* _Data listing_:
....

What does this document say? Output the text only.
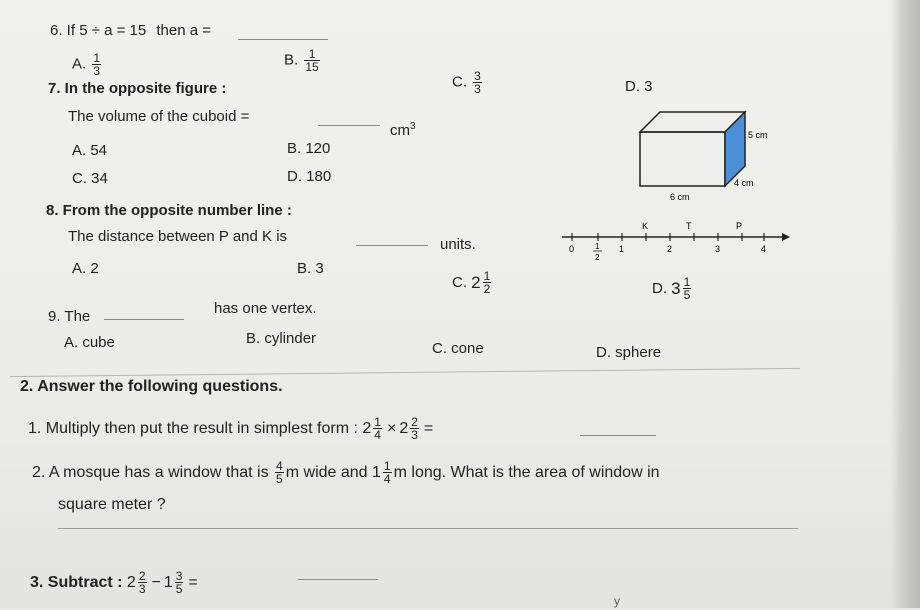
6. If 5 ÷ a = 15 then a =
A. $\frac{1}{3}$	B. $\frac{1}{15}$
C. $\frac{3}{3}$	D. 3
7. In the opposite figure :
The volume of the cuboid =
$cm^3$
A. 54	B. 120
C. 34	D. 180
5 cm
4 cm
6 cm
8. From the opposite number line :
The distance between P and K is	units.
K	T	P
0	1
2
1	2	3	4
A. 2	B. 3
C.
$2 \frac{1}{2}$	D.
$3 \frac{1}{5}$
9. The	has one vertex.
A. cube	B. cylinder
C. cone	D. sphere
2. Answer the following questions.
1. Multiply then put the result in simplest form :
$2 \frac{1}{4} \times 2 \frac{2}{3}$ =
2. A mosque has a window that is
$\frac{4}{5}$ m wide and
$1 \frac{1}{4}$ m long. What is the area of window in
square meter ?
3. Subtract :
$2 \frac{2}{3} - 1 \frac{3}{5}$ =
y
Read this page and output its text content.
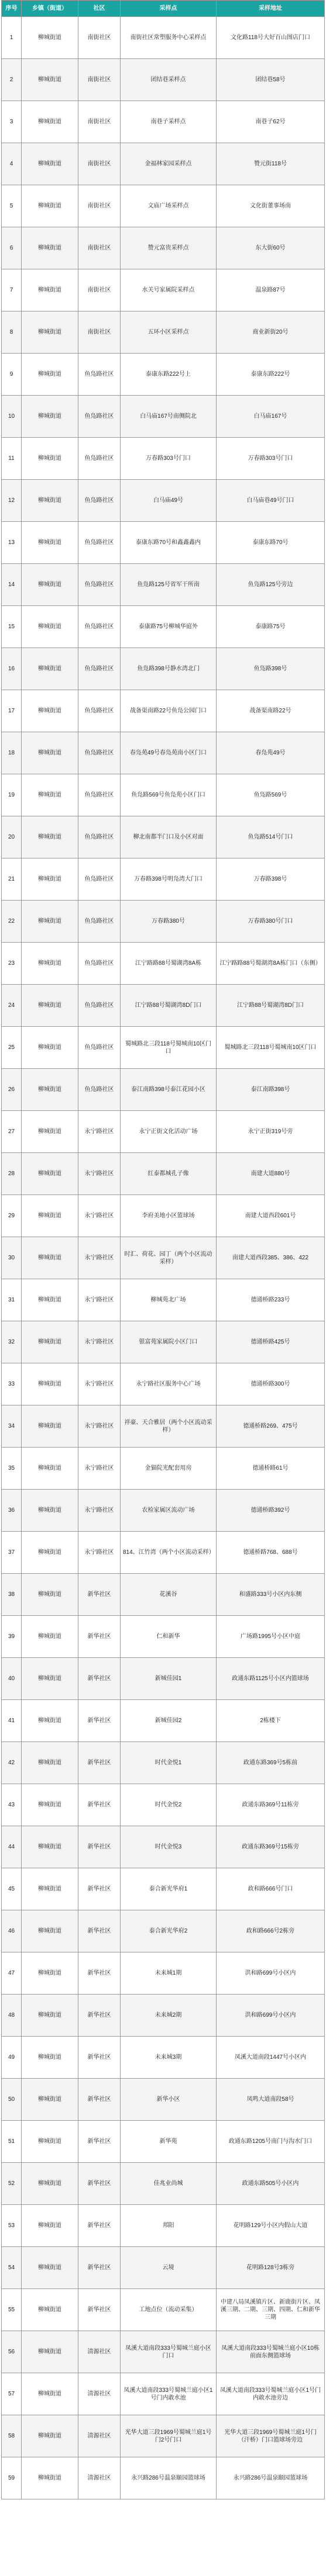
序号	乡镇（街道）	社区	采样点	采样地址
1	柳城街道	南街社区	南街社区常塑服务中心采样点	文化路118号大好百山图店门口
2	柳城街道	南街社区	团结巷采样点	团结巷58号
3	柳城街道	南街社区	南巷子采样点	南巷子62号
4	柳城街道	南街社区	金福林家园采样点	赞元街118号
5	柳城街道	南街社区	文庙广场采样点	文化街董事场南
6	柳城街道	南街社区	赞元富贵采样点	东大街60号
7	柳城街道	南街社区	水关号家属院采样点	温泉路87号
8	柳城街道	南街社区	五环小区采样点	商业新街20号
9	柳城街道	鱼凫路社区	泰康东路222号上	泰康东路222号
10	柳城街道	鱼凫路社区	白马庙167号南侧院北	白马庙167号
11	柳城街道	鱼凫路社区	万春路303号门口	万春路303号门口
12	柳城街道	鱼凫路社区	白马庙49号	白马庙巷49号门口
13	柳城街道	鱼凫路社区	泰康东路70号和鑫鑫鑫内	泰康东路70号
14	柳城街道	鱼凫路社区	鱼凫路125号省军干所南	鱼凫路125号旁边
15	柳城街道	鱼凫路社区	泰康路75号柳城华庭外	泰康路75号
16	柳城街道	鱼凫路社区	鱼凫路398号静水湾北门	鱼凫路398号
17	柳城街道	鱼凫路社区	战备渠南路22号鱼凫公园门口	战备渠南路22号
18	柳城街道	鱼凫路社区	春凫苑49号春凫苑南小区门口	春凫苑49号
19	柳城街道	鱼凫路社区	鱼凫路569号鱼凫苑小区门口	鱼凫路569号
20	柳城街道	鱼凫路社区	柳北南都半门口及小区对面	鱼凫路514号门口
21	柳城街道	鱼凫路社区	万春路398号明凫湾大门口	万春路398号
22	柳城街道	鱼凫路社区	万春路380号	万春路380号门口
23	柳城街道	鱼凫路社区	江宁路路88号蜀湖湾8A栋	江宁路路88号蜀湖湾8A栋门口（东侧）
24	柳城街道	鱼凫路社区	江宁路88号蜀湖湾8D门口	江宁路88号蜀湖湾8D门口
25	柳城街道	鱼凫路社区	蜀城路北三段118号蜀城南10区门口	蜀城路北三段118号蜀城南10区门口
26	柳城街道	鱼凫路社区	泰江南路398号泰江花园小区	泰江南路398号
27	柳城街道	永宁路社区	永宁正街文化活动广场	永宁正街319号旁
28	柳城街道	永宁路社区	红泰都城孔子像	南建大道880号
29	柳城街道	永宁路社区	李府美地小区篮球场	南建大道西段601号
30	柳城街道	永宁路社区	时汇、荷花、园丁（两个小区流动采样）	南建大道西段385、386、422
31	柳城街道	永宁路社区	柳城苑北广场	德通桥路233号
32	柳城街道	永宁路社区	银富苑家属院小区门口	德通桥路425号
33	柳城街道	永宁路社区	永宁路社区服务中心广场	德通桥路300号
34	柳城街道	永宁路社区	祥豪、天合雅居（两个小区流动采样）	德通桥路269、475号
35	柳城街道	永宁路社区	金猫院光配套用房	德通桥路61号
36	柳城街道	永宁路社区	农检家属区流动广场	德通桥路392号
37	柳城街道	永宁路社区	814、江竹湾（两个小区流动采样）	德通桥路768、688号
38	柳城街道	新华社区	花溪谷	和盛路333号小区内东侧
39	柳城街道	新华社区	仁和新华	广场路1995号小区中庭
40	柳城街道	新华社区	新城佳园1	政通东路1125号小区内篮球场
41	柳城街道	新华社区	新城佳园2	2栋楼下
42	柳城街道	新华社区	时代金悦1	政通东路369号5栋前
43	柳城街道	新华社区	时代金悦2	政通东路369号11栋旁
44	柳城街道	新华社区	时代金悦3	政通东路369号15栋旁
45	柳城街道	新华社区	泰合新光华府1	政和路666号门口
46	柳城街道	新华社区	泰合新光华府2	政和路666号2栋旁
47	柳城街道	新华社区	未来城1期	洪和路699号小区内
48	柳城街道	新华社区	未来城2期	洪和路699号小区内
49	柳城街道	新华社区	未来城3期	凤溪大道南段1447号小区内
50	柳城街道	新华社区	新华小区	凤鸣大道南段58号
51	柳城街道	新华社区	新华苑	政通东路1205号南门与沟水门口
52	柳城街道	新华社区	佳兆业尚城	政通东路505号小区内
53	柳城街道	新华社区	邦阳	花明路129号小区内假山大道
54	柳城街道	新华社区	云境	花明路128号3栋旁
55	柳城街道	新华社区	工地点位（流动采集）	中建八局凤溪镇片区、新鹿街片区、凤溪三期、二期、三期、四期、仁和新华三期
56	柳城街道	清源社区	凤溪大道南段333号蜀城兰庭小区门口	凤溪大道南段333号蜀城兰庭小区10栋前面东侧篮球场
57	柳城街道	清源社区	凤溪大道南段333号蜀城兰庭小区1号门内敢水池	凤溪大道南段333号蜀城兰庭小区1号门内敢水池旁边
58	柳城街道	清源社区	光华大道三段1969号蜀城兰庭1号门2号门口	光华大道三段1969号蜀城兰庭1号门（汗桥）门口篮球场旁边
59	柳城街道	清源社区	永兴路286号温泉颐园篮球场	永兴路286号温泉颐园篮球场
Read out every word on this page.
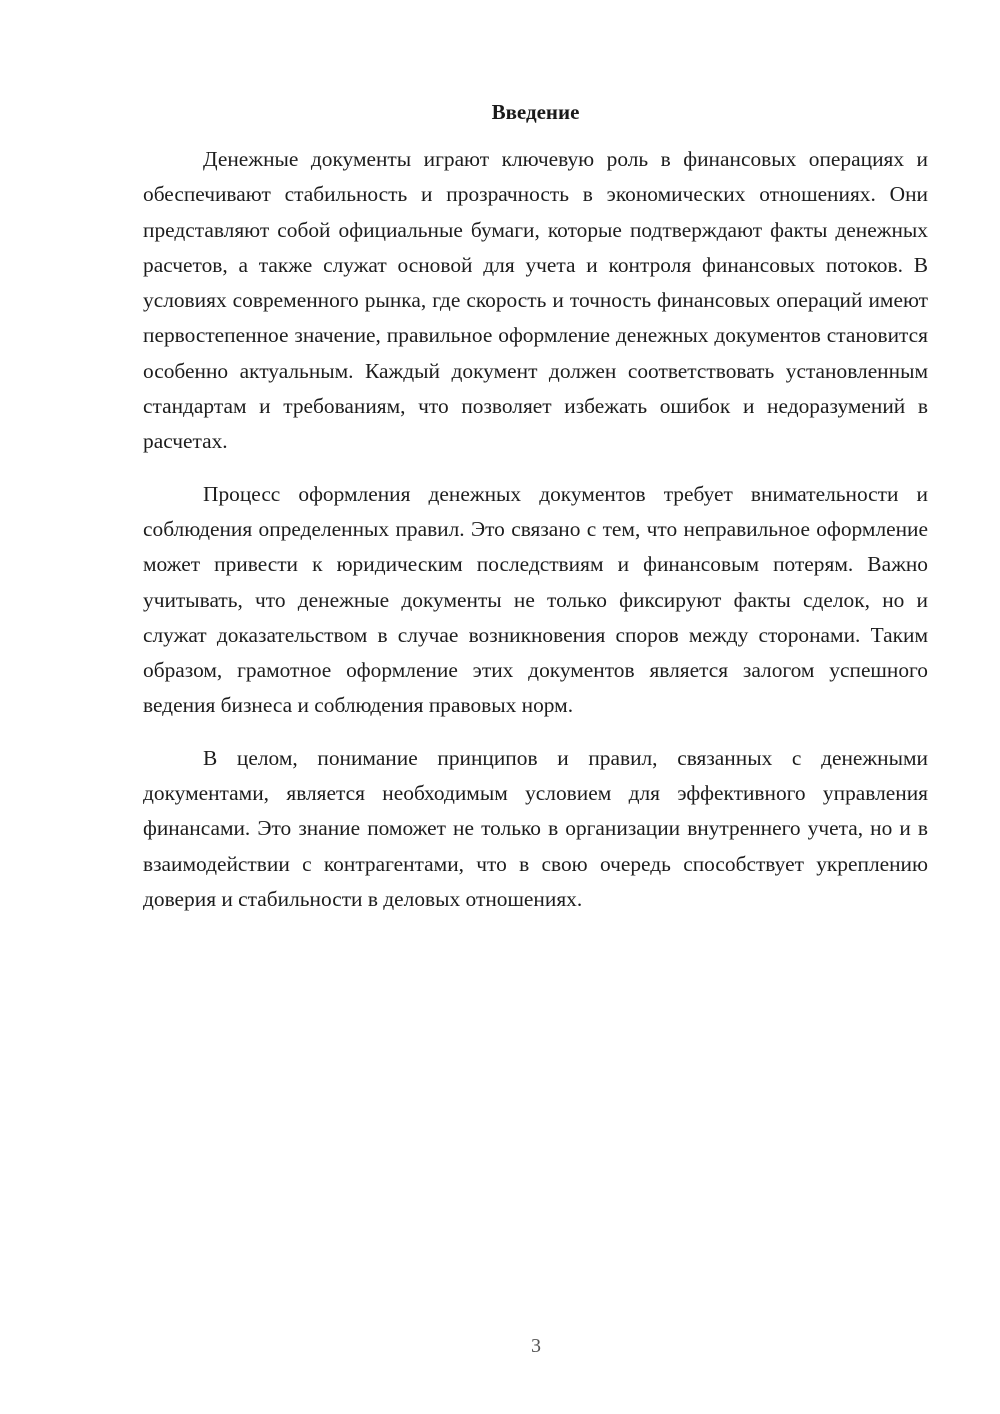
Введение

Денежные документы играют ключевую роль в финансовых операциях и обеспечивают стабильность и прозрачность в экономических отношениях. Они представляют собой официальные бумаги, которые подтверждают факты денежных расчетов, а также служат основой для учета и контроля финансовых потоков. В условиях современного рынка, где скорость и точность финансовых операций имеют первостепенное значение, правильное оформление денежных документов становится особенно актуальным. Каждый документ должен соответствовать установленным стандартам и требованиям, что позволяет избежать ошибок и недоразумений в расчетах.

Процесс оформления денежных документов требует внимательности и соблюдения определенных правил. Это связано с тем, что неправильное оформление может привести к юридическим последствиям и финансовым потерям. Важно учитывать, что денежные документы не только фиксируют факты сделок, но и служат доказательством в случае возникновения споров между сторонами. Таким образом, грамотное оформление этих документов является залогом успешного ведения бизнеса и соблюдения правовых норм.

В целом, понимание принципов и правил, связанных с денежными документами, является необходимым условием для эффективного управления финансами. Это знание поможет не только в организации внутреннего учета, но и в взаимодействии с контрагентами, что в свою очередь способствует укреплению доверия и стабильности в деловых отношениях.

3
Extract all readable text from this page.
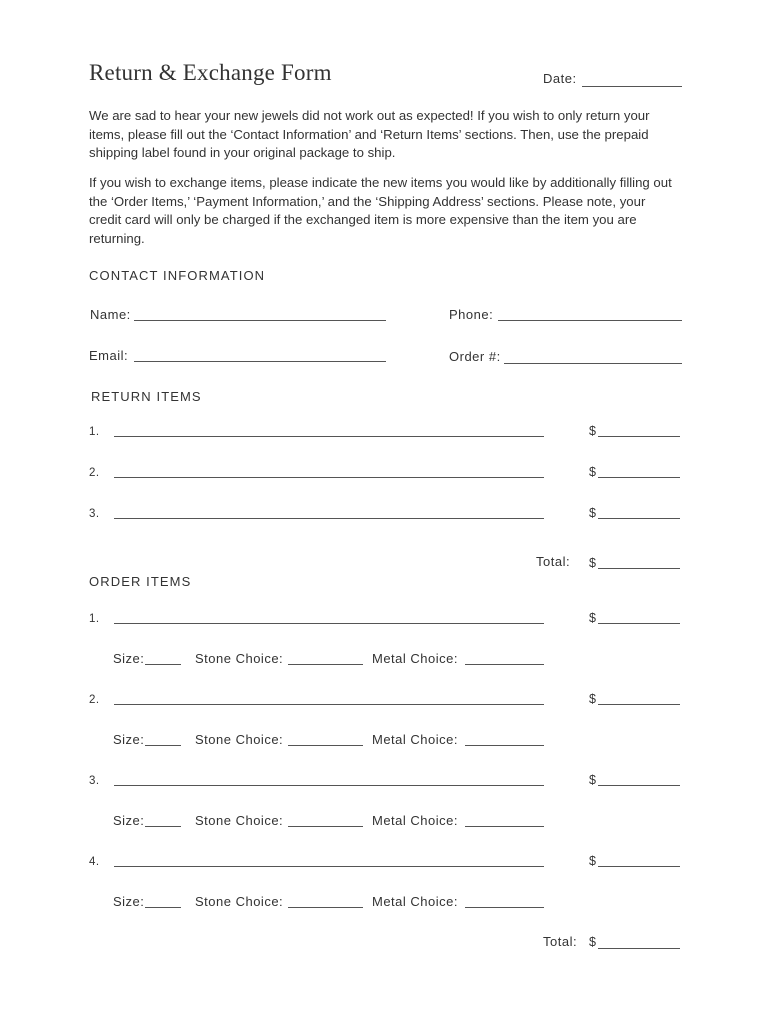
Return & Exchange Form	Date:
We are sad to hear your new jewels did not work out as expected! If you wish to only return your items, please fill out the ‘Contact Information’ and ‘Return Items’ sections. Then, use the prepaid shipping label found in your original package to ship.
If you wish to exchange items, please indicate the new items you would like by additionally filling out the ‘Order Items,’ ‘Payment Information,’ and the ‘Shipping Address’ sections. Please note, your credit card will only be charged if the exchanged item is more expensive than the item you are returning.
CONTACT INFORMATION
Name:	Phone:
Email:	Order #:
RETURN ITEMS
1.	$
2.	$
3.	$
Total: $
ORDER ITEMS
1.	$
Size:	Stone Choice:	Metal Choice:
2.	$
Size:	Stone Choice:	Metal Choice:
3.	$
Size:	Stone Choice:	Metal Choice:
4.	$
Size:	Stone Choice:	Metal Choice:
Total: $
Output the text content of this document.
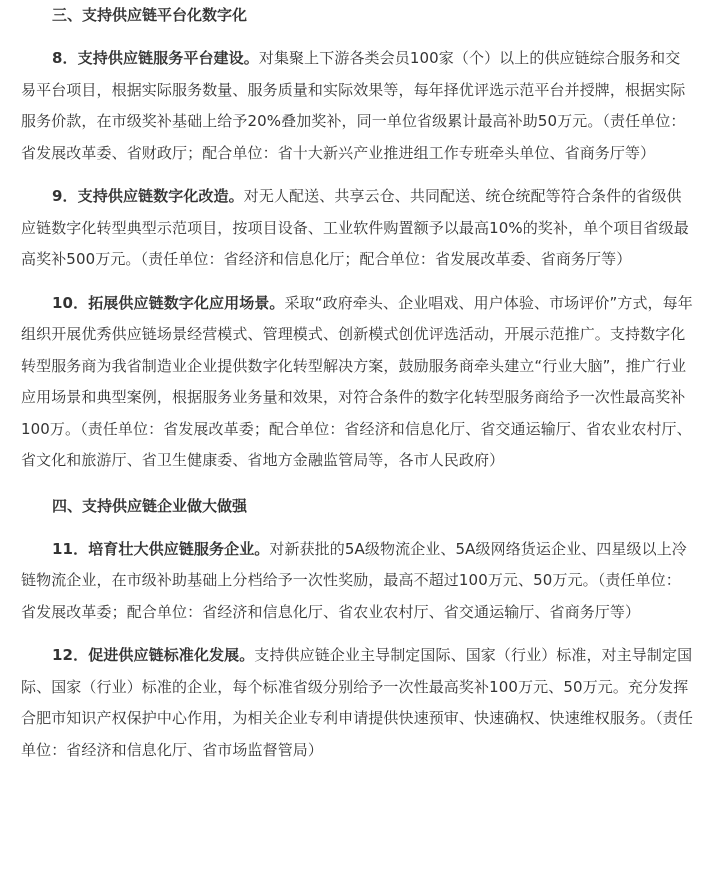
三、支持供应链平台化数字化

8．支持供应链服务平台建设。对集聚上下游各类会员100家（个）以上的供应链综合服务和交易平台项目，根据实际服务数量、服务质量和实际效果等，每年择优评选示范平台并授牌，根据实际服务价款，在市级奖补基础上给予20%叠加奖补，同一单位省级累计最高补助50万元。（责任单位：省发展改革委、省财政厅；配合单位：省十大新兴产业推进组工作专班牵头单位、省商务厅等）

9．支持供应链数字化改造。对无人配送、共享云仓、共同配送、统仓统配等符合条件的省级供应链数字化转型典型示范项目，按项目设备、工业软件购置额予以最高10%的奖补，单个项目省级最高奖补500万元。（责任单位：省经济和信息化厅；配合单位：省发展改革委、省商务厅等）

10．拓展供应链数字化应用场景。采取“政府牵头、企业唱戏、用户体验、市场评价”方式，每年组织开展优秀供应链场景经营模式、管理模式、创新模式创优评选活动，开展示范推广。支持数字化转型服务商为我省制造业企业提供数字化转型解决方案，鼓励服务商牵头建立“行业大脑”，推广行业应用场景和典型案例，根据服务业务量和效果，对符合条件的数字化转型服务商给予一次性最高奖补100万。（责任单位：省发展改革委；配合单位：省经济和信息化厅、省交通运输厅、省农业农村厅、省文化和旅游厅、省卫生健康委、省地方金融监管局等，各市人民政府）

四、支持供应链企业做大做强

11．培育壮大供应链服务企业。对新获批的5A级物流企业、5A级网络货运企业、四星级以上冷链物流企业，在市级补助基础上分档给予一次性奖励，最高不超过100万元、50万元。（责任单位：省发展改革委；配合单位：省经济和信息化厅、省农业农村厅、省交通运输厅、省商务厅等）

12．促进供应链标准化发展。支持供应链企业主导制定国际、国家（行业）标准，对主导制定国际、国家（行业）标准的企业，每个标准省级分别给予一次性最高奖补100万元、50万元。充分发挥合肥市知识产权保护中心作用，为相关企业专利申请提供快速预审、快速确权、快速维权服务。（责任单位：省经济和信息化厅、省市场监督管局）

....

* _Aim of the exercise_: Look through the entries above for the word "document". Copy every line where it shows up.

* _Response to this exercise_:
What does this document say? Output the text only.
Output the text content of this document.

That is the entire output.